**TASK REQUIREMENTS:** For each line of the data below that holds "بناء", copy the line.
:: SUPPLIED RECORDS ::
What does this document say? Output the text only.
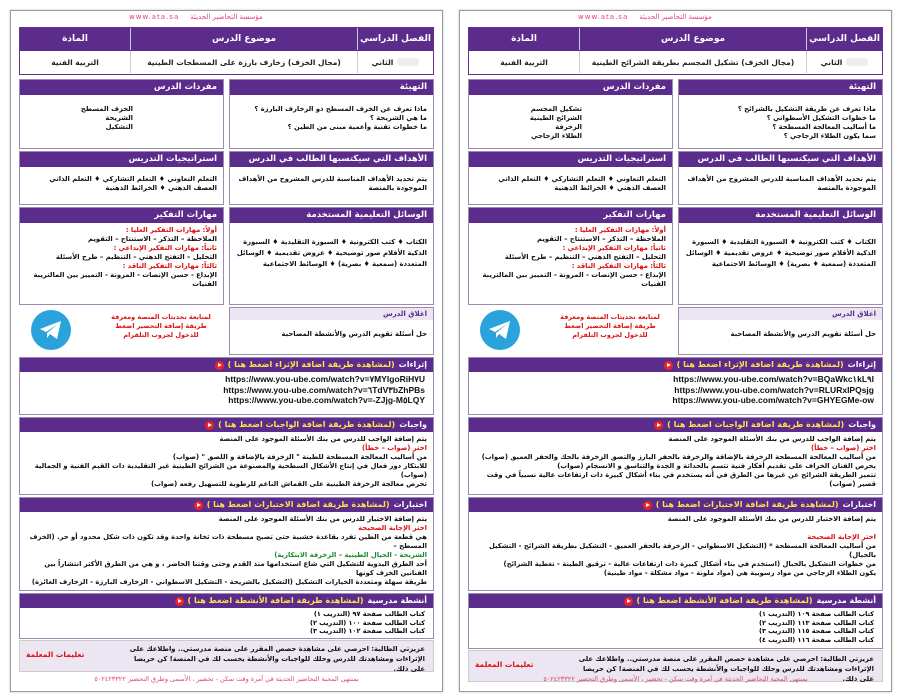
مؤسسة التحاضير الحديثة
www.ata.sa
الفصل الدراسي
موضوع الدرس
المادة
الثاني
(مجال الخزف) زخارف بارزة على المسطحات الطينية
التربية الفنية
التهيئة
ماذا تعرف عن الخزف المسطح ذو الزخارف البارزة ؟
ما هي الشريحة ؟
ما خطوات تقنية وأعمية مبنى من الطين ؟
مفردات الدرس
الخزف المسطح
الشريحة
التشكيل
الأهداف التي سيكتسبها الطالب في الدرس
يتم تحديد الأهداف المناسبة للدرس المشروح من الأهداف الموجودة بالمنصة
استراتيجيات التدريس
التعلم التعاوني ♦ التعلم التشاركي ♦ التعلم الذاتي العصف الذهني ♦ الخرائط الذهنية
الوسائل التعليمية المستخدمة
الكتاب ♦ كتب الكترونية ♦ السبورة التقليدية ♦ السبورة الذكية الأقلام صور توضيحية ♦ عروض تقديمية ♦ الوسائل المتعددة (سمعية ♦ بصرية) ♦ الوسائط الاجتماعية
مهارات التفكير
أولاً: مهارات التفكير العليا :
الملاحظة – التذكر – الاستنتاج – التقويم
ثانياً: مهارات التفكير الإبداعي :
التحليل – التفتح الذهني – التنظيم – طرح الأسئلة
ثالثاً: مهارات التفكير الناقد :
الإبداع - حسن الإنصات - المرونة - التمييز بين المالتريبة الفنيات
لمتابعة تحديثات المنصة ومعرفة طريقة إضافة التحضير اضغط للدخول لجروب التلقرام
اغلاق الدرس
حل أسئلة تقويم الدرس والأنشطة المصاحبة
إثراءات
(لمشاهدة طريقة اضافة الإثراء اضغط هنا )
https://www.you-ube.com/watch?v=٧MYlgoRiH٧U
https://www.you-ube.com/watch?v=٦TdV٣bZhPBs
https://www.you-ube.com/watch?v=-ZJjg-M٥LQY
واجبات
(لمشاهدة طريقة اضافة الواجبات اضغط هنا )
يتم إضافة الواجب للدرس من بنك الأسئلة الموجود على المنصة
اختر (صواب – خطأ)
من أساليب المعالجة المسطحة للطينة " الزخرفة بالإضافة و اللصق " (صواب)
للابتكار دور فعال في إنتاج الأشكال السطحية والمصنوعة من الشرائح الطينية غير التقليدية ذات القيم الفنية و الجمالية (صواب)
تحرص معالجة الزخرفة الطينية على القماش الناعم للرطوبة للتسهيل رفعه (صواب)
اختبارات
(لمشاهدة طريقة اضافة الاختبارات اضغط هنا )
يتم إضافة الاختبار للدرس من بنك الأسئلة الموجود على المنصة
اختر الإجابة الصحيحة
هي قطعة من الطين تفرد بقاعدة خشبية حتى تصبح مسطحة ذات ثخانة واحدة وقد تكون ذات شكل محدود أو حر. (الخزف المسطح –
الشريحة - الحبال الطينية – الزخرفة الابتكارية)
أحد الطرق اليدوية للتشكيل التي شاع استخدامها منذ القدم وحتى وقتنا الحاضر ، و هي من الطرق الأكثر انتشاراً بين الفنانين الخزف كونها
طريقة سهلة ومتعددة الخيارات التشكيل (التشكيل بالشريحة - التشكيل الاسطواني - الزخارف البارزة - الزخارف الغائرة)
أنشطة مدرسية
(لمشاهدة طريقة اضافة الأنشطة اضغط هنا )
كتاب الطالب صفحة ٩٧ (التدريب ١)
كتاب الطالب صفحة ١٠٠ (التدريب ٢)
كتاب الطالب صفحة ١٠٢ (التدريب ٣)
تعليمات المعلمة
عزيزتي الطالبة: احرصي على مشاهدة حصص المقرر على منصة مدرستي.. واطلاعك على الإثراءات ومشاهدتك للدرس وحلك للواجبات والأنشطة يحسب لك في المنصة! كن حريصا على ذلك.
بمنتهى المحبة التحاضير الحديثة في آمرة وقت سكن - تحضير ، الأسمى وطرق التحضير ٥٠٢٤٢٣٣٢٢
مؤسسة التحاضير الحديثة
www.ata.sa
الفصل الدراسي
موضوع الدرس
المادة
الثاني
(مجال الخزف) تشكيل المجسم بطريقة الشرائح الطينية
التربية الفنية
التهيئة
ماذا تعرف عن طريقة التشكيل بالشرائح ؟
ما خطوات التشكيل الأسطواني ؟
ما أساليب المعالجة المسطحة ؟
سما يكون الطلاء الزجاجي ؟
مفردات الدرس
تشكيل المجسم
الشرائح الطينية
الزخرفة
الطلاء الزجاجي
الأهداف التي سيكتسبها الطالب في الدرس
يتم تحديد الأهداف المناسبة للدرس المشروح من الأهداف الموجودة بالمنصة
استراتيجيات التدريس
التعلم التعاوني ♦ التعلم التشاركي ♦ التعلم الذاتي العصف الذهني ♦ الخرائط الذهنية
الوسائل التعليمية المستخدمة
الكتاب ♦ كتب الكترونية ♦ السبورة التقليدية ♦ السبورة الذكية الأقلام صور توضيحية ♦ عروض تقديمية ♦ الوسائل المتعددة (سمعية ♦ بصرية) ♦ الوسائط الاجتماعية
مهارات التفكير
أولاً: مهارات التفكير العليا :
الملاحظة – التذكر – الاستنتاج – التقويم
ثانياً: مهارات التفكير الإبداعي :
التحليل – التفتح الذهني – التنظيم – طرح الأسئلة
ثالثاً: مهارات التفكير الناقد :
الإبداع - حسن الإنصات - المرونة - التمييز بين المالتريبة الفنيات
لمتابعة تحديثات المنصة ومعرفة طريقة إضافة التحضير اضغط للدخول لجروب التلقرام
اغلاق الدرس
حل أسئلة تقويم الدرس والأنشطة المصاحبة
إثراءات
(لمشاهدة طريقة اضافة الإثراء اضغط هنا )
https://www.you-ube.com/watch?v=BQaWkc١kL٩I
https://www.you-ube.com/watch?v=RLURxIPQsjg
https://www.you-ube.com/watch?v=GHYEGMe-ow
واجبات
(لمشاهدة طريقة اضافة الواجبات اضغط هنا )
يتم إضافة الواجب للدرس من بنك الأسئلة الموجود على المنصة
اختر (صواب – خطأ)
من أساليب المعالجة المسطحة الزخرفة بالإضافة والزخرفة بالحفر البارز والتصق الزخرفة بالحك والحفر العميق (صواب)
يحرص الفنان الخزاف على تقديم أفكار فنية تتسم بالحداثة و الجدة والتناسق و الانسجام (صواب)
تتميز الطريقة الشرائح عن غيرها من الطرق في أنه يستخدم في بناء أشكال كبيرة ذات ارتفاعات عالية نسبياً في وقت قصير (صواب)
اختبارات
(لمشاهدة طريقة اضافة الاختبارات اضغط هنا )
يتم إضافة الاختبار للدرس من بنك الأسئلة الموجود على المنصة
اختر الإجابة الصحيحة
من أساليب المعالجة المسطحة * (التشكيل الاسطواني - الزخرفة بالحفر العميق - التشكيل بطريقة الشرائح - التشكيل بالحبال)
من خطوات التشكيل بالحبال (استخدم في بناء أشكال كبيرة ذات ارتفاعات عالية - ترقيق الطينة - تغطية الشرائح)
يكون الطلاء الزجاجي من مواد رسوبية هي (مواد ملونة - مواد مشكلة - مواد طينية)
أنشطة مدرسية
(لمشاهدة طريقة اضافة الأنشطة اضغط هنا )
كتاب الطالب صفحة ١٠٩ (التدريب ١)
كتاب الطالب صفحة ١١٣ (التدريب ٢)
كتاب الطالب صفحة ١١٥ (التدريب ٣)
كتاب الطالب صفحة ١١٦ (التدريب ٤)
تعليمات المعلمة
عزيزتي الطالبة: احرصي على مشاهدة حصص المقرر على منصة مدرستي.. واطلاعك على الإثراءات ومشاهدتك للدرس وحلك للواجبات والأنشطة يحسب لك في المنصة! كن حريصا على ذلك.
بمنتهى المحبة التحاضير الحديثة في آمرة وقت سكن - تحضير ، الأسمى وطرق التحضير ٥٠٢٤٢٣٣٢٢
:::
:: SUPPLIED RECORDS ::
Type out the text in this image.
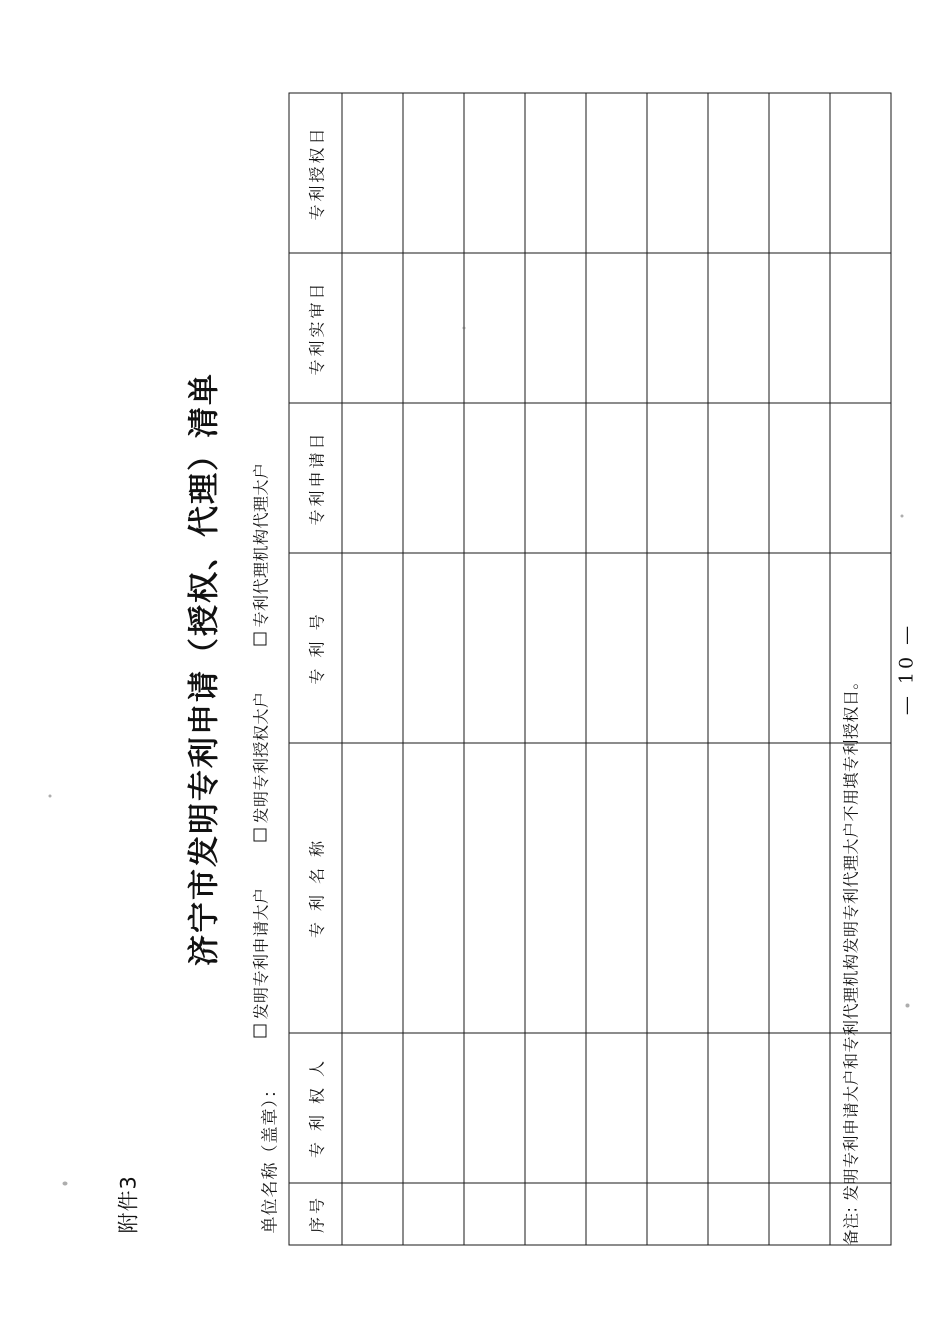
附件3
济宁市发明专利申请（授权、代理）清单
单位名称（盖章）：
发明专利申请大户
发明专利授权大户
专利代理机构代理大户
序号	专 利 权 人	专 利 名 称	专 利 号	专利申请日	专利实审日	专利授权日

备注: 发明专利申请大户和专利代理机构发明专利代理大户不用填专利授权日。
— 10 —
:::
**PROBLEM SOLUTION:**
تتميز الطريقة الشرائح عن غيرها من الطرق في أنه يستخدم في بناء أشكال كبيرة ذات ارتفاعات عالية نسبياً في وقت قصير (صواب)
من خطوات التشكيل بالحبال (استخدم في بناء أشكال كبيرة ذات ارتفاعات عالية - ترقيق الطينة - تغطية الشرائح)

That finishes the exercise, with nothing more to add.